## TEXT SECTION
··········

Nationally GPs are making difficult decisions about where to cut back on activity because of the overwhelming clinical pressures. We must invest in them as teachers or we will end up unable to educate future GPs.
After hearing the evidence I gave to the committee, some doctors commented that the scale of the problem regarding patient complaints, with the subsequent effects on doctor morale, had not been fully appreciated. One doctor wrote “We currently have the ludicrous situation whereby the most difficult complaints to deal with are the ones where nothing has gone wrong, which must be an indictment of the current procedure.” We are told to give an apology, an explanation and a description of changes to be made rather than close a complaint with no basis to it. We are not allowed to suggest that the situation has arisen
from the patient’s inappropriate use of the service. This takes time/resources and causes distress to doctors and staff.

··········

## WHAT THIS EXERCISE ASKS
a) In the passage on GP pressures and patient complaints, why are GPs cutting back on activity, and why must they be invested in as teachers?
b) In the passage on GP pressures and patient complaints, what are doctors told to give instead of closing a complaint that has no basis?
c) Say whether each statement agrees with the passage on GP pressures and patient complaints: (i) Doctors may suggest that a complaint arose from the patient's inappropriate use of the service. (ii) Some doctors commented that the scale of the patient complaints problem had not been fully appreciated. (iii) Handling complaints takes time and resources.

··········

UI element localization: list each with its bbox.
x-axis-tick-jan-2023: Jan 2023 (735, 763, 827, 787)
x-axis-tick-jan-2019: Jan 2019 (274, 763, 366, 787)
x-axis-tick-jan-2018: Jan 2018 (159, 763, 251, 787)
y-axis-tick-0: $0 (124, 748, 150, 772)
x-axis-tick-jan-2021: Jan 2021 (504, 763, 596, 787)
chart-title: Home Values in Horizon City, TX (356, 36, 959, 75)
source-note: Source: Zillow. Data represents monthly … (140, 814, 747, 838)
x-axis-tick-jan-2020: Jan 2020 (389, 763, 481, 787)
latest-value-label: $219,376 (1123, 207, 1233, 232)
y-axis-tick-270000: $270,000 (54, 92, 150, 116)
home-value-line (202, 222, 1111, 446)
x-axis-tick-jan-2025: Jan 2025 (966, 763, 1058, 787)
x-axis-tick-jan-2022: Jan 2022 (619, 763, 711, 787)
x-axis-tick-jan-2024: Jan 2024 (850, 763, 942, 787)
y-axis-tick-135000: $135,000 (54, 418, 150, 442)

··········

## ANSWERS TO THIS EXERCISE
a) GPs are cutting back on activity because of overwhelming clinical pressures. They must be invested in as teachers because otherwise there will be no way to educate future GPs.

b) An apology, an explanation and a description of changes to be made.

c)
(i) No: "We are not allowed to suggest that the situation has arisen from the patient’s inappropriate use of the service."
(ii) Yes: "the scale of the problem regarding patient complaints, with the subsequent effects on doctor morale, had not been fully appreciated"
(iii) Yes: "This takes time/resources and causes distress to doctors and staff."